_DATA FOR THE TASK_

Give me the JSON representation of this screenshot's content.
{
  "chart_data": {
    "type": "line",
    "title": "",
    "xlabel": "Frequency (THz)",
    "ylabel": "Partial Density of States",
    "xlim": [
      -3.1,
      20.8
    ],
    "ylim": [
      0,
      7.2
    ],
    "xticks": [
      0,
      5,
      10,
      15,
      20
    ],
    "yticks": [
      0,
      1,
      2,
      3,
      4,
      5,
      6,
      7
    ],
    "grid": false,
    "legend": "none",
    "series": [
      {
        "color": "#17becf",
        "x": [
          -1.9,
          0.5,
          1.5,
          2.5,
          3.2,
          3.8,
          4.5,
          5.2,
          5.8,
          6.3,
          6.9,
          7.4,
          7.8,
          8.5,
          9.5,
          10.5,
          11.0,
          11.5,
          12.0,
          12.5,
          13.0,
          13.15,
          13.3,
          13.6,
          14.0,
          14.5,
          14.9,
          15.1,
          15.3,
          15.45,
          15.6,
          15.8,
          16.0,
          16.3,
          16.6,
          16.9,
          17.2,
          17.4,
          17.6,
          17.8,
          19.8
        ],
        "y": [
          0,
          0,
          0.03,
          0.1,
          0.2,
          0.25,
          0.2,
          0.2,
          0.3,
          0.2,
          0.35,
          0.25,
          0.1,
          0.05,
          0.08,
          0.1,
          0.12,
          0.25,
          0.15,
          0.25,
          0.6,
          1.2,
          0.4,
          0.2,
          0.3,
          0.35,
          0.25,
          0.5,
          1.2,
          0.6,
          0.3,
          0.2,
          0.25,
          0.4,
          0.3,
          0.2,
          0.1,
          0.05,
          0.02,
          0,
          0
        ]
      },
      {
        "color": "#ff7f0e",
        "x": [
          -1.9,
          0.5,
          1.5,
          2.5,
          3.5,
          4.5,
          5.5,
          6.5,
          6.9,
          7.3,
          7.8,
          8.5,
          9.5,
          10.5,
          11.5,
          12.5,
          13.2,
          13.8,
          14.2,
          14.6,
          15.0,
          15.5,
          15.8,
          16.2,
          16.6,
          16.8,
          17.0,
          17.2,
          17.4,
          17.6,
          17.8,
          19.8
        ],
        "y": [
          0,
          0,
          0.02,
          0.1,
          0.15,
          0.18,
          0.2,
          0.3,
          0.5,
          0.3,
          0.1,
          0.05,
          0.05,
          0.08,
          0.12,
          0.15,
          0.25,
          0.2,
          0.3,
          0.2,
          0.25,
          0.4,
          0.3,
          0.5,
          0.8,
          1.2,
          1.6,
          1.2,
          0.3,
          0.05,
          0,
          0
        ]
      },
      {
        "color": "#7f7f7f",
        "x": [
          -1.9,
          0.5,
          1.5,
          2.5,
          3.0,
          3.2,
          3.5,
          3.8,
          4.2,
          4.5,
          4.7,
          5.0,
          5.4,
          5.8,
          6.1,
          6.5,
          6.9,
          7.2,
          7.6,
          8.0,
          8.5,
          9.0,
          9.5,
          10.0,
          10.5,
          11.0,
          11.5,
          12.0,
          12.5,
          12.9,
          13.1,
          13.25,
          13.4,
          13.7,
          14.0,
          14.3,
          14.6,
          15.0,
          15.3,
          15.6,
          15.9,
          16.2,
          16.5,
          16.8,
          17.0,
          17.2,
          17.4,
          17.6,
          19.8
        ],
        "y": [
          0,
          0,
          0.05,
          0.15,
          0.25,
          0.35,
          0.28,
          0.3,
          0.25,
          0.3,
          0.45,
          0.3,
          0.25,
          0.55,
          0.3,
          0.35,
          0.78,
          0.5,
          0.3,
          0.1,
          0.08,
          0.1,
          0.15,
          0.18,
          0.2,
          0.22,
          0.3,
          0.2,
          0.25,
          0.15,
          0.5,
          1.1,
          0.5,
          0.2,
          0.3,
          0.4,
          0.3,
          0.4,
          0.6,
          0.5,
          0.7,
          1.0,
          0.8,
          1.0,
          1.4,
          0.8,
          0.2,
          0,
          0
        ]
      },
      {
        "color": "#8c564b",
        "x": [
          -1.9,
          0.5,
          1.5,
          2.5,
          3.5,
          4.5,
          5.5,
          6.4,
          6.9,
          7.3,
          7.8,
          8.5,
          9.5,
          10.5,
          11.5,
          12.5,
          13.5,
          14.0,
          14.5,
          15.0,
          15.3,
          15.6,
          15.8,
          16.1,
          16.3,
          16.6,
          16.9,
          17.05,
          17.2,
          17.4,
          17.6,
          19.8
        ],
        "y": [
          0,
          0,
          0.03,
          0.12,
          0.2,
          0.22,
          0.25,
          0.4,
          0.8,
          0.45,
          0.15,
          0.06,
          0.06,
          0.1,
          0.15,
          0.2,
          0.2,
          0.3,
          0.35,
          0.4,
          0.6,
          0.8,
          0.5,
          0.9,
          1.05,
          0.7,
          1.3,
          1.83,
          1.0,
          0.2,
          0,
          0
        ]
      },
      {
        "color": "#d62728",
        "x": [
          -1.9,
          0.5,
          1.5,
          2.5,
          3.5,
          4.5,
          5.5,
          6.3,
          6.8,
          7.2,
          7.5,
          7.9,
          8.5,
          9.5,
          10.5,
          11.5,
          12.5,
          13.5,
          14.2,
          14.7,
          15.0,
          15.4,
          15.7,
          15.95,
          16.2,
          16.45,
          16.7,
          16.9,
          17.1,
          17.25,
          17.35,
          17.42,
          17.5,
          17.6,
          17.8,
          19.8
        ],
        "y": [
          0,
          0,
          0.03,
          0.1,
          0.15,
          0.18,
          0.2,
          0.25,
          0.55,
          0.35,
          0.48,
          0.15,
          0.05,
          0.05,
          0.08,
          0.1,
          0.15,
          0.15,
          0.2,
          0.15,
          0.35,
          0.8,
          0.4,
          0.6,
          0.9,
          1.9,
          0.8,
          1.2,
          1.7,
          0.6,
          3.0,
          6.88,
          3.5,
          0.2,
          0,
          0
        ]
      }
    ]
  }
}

_SET TASK_
Pick out every line of the listing containing the word "color", and show those lines.

_THE OUTPUT_
        "color": "#17becf",
        "color": "#ff7f0e",
        "color": "#7f7f7f",
        "color": "#8c564b",
        "color": "#d62728",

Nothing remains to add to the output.